# WHAT YOU ARE ASKED TO DO:
Reproduce everything from the line containing "bar-value-right: 653 bbox=[445, 285, 470, 311]" down to the end of the items, both ends included, without any change.

# ROWS:
** Begin **
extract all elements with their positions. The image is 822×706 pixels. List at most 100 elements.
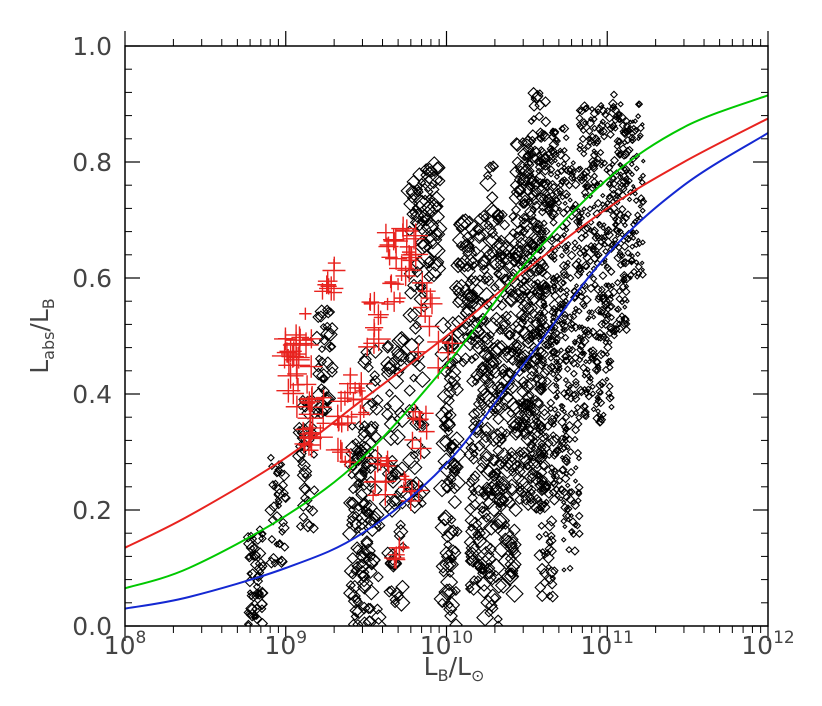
diamond-point-3-35 [316,383,327,393]
diamond-point-19-137 [586,358,593,365]
diamond-point-21-117 [623,175,630,183]
diamond-point-5-58 [362,563,378,580]
diamond-point-0-59 [256,617,269,626]
diamond-point-12-96 [482,170,493,181]
diamond-point-21-137 [616,137,623,145]
diamond-point-19-74 [584,211,591,218]
diamond-point-2-38 [296,467,313,483]
diamond-point-3-39 [326,341,337,352]
diamond-point-2-37 [299,493,310,503]
diamond-point-7-18 [407,307,423,323]
diamond-point-21-77 [609,90,619,99]
diamond-point-18-70 [562,297,569,305]
plus-point-0-6 [277,362,304,389]
diamond-point-18-103 [575,488,583,496]
diamond-point-21-113 [612,330,618,336]
diamond-point-21-120 [609,329,616,336]
diamond-point-13-65 [498,461,517,480]
diamond-point-22-33 [639,260,645,266]
diamond-point-14-162 [508,243,524,260]
diamond-point-16-77 [540,198,550,208]
plus-point-10-1 [395,265,416,287]
plus-point-11-5 [399,473,412,486]
diamond-point-21-15 [607,98,618,109]
diamond-point-18-51 [561,326,569,334]
diamond-point-22-22 [639,239,646,246]
diamond-point-8-25 [420,218,439,237]
diamond-point-21-114 [620,153,628,160]
diamond-point-5-30 [360,536,374,550]
diamond-point-8-23 [420,213,434,227]
diamond-point-20-5 [601,159,609,167]
diamond-point-19-153 [575,307,583,315]
plus-point-7-7 [365,446,390,470]
diamond-point-18-134 [569,320,576,327]
diamond-point-16-83 [537,145,546,154]
diamond-point-14-98 [520,224,535,240]
diamond-point-0-31 [248,591,259,602]
diamond-point-8-18 [429,209,446,225]
diamond-point-17-95 [552,232,562,242]
diamond-point-11-83 [477,330,492,345]
diamond-point-17-174 [547,170,555,178]
diamond-point-14-81 [510,213,526,229]
diamond-point-1-12 [279,542,290,552]
diamond-point-5-43 [368,343,383,359]
diamond-point-20-54 [592,413,603,424]
diamond-point-21-0 [618,144,628,153]
diamond-point-22-47 [633,126,640,133]
diamond-point-11-90 [472,228,487,243]
diamond-point-19-128 [586,283,596,294]
diamond-point-9-58 [433,590,452,608]
diamond-point-18-136 [573,521,582,530]
diamond-point-22-78 [630,183,636,189]
diamond-point-20-133 [603,107,612,115]
diamond-point-12-91 [482,570,497,585]
diamond-point-9-78 [444,609,458,623]
diamond-point-18-86 [560,536,567,543]
diamond-point-5-57 [364,462,377,475]
diamond-point-10-23 [459,306,474,321]
diamond-point-16-62 [542,498,550,506]
plus-point-1-16 [285,324,307,346]
diamond-point-22-70 [634,251,641,258]
diamond-point-17-133 [547,334,555,341]
diamond-point-12-52 [482,232,498,249]
diamond-point-16-69 [540,286,553,299]
diamond-point-4-26 [354,420,365,431]
plus-point-12-7 [408,404,423,419]
diamond-point-3-18 [312,311,325,324]
diamond-point-19-24 [589,108,600,119]
diamond-point-9-11 [435,434,454,453]
diamond-point-11-71 [469,449,479,459]
diamond-point-18-60 [571,200,580,208]
diamond-point-21-89 [609,210,619,221]
diamond-point-22-73 [624,229,633,239]
diamond-point-14-151 [518,315,527,324]
diamond-point-22-2 [639,199,647,207]
diamond-point-15-49 [540,129,547,137]
diamond-point-1-26 [280,492,291,504]
diamond-point-20-18 [596,398,606,408]
axis-ticks [124,31,769,641]
plus-point-9-2 [388,537,410,559]
diamond-point-15-173 [535,445,548,459]
diamond-point-20-153 [605,311,612,318]
diamond-point-1-28 [277,557,284,564]
diamond-point-15-42 [526,129,540,142]
diamond-point-6-39 [390,598,401,609]
diamond-point-20-143 [599,104,605,110]
diamond-point-19-41 [576,342,586,351]
diamond-point-17-152 [551,406,559,413]
plus-point-2-11 [299,385,325,411]
diamond-point-16-116 [540,485,550,495]
diamond-point-18-139 [575,529,584,538]
diamond-point-17-106 [551,128,560,136]
diamond-point-13-77 [501,379,519,397]
diamond-point-19-42 [590,172,599,180]
diamond-point-6-22 [381,546,395,560]
diamond-point-22-74 [636,132,644,140]
diamond-point-12-99 [481,551,497,567]
diamond-point-19-35 [583,358,589,365]
diamond-point-1-9 [277,460,286,469]
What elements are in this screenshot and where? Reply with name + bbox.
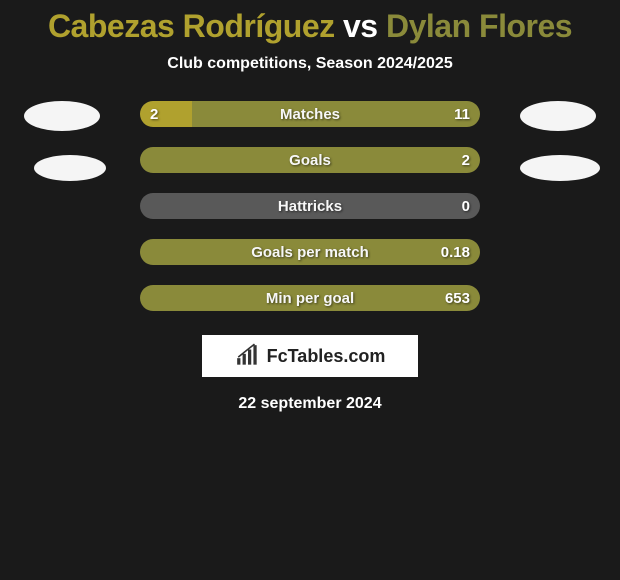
bar-value-right: 653 bbox=[445, 285, 470, 311]
bars: 2 Matches 11 Goals 2 Hattricks 0 bbox=[140, 101, 480, 311]
bar-row: Hattricks 0 bbox=[140, 193, 480, 219]
bar-value-right: 0.18 bbox=[441, 239, 470, 265]
bar-row: Goals per match 0.18 bbox=[140, 239, 480, 265]
avatar-left-1 bbox=[24, 101, 100, 131]
branding-label: FcTables.com bbox=[267, 346, 386, 367]
bar-label: Hattricks bbox=[140, 193, 480, 219]
title-player-right: Dylan Flores bbox=[386, 8, 572, 44]
bar-label: Matches bbox=[140, 101, 480, 127]
page-title: Cabezas Rodríguez vs Dylan Flores bbox=[0, 0, 620, 45]
avatar-right-2 bbox=[520, 155, 600, 181]
chart-area: 2 Matches 11 Goals 2 Hattricks 0 bbox=[0, 101, 620, 413]
bar-label: Goals per match bbox=[140, 239, 480, 265]
bar-label: Min per goal bbox=[140, 285, 480, 311]
bar-value-right: 2 bbox=[462, 147, 470, 173]
avatar-left-2 bbox=[34, 155, 106, 181]
date-label: 22 september 2024 bbox=[0, 395, 620, 413]
stats-card: Cabezas Rodríguez vs Dylan Flores Club c… bbox=[0, 0, 620, 580]
bar-row: 2 Matches 11 bbox=[140, 101, 480, 127]
bar-value-right: 0 bbox=[462, 193, 470, 219]
avatar-right-1 bbox=[520, 101, 596, 131]
bar-row: Min per goal 653 bbox=[140, 285, 480, 311]
branding-badge: FcTables.com bbox=[202, 335, 418, 377]
bar-row: Goals 2 bbox=[140, 147, 480, 173]
bar-label: Goals bbox=[140, 147, 480, 173]
bar-value-right: 11 bbox=[454, 101, 470, 127]
title-vs: vs bbox=[343, 8, 378, 44]
subtitle: Club competitions, Season 2024/2025 bbox=[0, 55, 620, 73]
barchart-icon bbox=[235, 343, 261, 369]
title-player-left: Cabezas Rodríguez bbox=[48, 8, 335, 44]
** End **
# FULL SOLUTION:
bar-value-right: 653 bbox=[445, 285, 470, 311]
bars: 2 Matches 11 Goals 2 Hattricks 0 bbox=[140, 101, 480, 311]
bar-row: Hattricks 0 bbox=[140, 193, 480, 219]
bar-value-right: 0.18 bbox=[441, 239, 470, 265]
bar-row: Goals per match 0.18 bbox=[140, 239, 480, 265]
avatar-left-1 bbox=[24, 101, 100, 131]
branding-label: FcTables.com bbox=[267, 346, 386, 367]
bar-label: Hattricks bbox=[140, 193, 480, 219]
title-player-right: Dylan Flores bbox=[386, 8, 572, 44]
bar-label: Matches bbox=[140, 101, 480, 127]
page-title: Cabezas Rodríguez vs Dylan Flores bbox=[0, 0, 620, 45]
avatar-right-2 bbox=[520, 155, 600, 181]
chart-area: 2 Matches 11 Goals 2 Hattricks 0 bbox=[0, 101, 620, 413]
bar-label: Goals per match bbox=[140, 239, 480, 265]
bar-label: Min per goal bbox=[140, 285, 480, 311]
bar-value-right: 2 bbox=[462, 147, 470, 173]
avatar-left-2 bbox=[34, 155, 106, 181]
date-label: 22 september 2024 bbox=[0, 395, 620, 413]
stats-card: Cabezas Rodríguez vs Dylan Flores Club c… bbox=[0, 0, 620, 580]
bar-row: 2 Matches 11 bbox=[140, 101, 480, 127]
bar-value-right: 0 bbox=[462, 193, 470, 219]
avatar-right-1 bbox=[520, 101, 596, 131]
bar-row: Min per goal 653 bbox=[140, 285, 480, 311]
branding-badge: FcTables.com bbox=[202, 335, 418, 377]
bar-row: Goals 2 bbox=[140, 147, 480, 173]
bar-label: Goals bbox=[140, 147, 480, 173]
bar-value-right: 11 bbox=[454, 101, 470, 127]
title-vs: vs bbox=[343, 8, 378, 44]
subtitle: Club competitions, Season 2024/2025 bbox=[0, 55, 620, 73]
barchart-icon bbox=[235, 343, 261, 369]
title-player-left: Cabezas Rodríguez bbox=[48, 8, 335, 44]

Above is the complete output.